» **Required task**
Return all lines in the material below that contain "ابوت".

» **Recorded information**
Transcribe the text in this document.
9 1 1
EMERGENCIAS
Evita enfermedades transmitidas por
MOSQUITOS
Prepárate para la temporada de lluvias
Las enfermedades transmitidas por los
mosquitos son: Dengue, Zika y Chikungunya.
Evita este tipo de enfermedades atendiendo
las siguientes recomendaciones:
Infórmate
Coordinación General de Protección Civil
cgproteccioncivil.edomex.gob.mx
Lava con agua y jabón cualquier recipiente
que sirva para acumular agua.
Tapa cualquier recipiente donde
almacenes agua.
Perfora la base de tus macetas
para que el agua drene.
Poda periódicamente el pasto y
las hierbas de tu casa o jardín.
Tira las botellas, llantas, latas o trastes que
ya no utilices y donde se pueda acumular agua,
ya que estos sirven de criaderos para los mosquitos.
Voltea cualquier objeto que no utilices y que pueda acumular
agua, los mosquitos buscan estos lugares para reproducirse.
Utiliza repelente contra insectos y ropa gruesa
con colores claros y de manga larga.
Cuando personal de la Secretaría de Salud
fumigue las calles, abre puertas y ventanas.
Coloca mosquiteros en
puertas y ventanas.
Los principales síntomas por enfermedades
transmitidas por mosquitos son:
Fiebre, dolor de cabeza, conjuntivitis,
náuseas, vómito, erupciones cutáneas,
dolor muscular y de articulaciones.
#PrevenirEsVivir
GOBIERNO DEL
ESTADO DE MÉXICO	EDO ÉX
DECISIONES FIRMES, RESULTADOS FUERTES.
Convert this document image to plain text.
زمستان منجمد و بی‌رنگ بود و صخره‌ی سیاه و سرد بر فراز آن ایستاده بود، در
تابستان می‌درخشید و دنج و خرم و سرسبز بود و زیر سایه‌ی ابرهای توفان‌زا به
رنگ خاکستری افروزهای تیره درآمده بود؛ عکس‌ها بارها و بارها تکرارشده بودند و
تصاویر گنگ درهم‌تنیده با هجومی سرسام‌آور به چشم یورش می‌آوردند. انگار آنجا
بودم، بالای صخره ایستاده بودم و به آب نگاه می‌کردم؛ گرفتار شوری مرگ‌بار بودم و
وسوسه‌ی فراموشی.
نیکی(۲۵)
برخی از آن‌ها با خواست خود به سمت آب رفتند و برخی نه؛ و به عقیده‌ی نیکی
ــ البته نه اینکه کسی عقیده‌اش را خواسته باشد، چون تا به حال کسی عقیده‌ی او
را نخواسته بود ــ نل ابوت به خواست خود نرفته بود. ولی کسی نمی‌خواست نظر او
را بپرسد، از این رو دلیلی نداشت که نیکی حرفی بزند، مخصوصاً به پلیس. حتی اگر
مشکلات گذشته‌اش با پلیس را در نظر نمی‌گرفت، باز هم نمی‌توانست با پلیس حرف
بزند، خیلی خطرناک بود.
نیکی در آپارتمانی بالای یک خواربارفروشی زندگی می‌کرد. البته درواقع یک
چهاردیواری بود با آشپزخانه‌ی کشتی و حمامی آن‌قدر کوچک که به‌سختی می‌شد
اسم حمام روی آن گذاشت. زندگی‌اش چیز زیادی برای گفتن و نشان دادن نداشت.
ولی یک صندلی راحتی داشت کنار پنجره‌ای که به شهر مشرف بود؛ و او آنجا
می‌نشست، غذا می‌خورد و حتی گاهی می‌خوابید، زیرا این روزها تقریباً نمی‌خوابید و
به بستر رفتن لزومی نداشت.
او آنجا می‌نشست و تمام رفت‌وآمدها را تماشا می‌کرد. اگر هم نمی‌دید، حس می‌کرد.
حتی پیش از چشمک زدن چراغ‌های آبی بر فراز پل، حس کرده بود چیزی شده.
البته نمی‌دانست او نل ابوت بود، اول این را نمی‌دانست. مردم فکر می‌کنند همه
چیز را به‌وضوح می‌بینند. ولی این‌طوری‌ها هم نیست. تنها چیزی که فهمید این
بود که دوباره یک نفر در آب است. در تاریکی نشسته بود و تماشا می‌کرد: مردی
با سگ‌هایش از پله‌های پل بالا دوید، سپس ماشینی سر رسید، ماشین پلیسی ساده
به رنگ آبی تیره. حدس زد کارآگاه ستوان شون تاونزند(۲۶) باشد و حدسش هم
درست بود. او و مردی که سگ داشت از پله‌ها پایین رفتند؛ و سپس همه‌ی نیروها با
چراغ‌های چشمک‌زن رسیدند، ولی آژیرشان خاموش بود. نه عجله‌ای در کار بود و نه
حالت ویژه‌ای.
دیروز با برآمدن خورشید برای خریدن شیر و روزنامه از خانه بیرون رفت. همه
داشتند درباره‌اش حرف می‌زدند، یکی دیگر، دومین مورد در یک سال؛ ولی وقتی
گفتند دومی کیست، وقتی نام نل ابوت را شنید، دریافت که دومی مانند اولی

» **Finished task**
را نخواسته بود ــ نل ابوت به خواست خود نرفته بود. ولی کسی نمی‌خواست نظر او
البته نمی‌دانست او نل ابوت بود، اول این را نمی‌دانست. مردم فکر می‌کنند همه
گفتند دومی کیست، وقتی نام نل ابوت را شنید، دریافت که دومی مانند اولی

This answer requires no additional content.